Decide whether each statement below agrees with the record description that follows. Answer yes or no for each, and quote the words from the description that decide it.
1. The anthology's tracks come from three albums recorded in 1973 and 1974.
2. "Little Sunflower" is taken from Gallery Concerts 1973.
3. The Smilor was recorded for Cumquat Records.

[Exercise text]:

━━━━━━━━━━━━━━━━━━━━

PRICE:
$23.50
IN STOCK
ARTIST
TITLE
An Australian Jazz Anthology
FORMAT
LP

LABEL
CATALOG #
JMAN 078LP JMAN 078LP
GENRE
RELEASE DATE
10/30/2015

LP version. There are few Australian originals in jazz, but vibraphonist Alan Lee surely ranks among the best. Australian jazz is and always will be an interpretation of the American art form, but throughout his long career Lee has ploughed his furrow undaunted; as he puts it, "What I want is the fire! Whether it's John Coltrane's 'Blues Minor' from Africa/Brass or 'Backwater Blues' by Leadbelly, I want the emotion, the gut wrenching pain, the cry from within!" A musician and bandleader who cut a number of jazz sides for small independent Melbourne labels from the early 1960s to the mid-1970s, Lee has always searched for this fire, evident in the broad styles he's covered throughout his career. From '60s soul jazz to the deep modal sounds of the early '70s and cross-genre experiments exhibited in his chamber jazz, the tracks included in this anthology -- the first of Lee's music -- were recorded by various incarnations of Lee's band and are taken from three albums recorded in 1973 and 1974 -- Lee's sole albums as a bandleader and collectors' items in their own right. The deep modal version of "Love Song" and Freddie Hubbard's perennial spiritual jazz standard "Little Sunflower" are both taken from the 1973 LP The Alan Lee Jazz Quartet. The 1973 album Gallery Concerts 1973, which was recorded for Bruce Clarke's jazz sub-label Cumquat Records, provides us with a fierce electric-jazz version of Igor Stravinsky's "Dance of the Adolescents" from The Rite of Spring, plus the plaintive chamber jazz of John Lewis's "Sketch" as well as two tracks featuring vocalist Jeannie Lewis -- "Bachianas Brasileiras No. 5" and the beautiful "Bailero." Completing this compendium is a cover of the Milt Jackson-penned "Enchanted Lady" taken from the 1974 follow-up recording for Jazznote, The Smilor. This anthology is filled out by Lee's stories, including his correspondence with fellow vibraphone player Gary Burton on how to achieve advanced extended techniques for the vibraphone (resulting in pages of technical diagrams) and a story about travelling across the US to purchase an original 1940s Deagan Imperial vibraphone from the Chicago Symphony Orchestra "just to get that Milt Jackson sound." There are moments of deep introspection and intellect in Lee's playing; this is emotional music that contains and shares a common spiritual oneness, seeking the thrill Lee experienced after first listening to Lionel Hampton and The Benny Goodman Quartet.

━━━━━━━━━━━━━━━━━━━━

[Information]:
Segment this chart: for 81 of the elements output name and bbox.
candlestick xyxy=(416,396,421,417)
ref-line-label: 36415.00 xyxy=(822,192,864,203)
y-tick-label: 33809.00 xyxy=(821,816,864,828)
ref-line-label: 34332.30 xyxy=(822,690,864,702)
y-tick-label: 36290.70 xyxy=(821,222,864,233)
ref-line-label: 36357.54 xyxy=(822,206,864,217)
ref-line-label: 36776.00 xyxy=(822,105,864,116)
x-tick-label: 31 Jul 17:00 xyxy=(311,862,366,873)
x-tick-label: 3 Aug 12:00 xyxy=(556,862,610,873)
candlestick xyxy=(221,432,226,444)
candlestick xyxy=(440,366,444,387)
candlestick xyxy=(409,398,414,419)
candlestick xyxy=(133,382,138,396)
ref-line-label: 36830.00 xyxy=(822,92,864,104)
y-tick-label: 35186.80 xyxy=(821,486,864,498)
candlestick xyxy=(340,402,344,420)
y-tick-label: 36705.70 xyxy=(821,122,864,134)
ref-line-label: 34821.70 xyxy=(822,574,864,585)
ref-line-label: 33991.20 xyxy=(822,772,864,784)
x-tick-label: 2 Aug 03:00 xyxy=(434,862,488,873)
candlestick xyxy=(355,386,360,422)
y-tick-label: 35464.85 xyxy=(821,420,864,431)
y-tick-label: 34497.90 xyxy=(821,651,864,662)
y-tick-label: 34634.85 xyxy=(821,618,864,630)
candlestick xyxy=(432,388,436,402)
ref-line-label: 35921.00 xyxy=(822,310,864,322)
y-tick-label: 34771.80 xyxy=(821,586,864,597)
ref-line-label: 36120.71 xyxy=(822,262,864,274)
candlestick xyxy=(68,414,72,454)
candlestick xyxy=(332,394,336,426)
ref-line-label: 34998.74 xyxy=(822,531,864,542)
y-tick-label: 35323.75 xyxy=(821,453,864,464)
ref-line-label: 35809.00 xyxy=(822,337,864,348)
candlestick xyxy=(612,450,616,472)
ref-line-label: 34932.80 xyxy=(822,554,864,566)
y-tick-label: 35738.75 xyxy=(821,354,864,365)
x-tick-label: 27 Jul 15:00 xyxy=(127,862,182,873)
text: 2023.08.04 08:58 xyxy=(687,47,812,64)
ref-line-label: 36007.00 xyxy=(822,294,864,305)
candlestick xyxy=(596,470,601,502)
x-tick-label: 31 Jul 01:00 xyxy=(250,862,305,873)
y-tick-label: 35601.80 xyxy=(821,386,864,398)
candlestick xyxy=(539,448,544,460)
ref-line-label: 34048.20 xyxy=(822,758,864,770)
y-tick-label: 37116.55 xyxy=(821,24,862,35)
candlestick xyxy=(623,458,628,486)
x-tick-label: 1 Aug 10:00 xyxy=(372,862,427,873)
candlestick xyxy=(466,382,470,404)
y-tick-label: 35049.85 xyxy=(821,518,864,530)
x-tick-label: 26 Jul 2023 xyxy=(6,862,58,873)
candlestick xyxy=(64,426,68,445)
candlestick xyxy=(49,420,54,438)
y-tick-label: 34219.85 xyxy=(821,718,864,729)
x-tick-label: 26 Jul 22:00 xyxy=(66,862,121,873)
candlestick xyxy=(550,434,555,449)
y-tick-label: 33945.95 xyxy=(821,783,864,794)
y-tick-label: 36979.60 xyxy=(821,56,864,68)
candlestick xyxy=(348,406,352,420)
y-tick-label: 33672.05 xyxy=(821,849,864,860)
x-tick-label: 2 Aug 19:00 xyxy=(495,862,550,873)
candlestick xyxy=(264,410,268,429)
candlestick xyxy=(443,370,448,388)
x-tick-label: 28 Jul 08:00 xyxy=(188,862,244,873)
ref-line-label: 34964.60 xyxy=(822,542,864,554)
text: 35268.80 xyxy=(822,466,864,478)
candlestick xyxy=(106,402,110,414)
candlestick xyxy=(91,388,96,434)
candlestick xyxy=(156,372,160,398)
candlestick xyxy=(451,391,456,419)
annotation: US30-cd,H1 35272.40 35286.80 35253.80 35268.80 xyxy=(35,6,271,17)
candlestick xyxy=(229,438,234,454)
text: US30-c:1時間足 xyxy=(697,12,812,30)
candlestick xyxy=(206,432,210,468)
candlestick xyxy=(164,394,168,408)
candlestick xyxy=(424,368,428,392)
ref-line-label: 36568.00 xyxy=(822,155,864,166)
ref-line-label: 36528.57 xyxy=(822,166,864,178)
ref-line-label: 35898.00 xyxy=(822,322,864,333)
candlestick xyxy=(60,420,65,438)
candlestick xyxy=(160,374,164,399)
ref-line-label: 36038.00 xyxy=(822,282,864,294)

━━━━━━━━━━━━━━━━━━━━

[Response to the exercise]:
1. Yes: "are taken from three albums recorded in 1973 and 1974"
2. No: "are both taken from the 1973 LP The Alan Lee Jazz Quartet"
3. No: "the 1974 follow-up recording for Jazznote, The Smilor"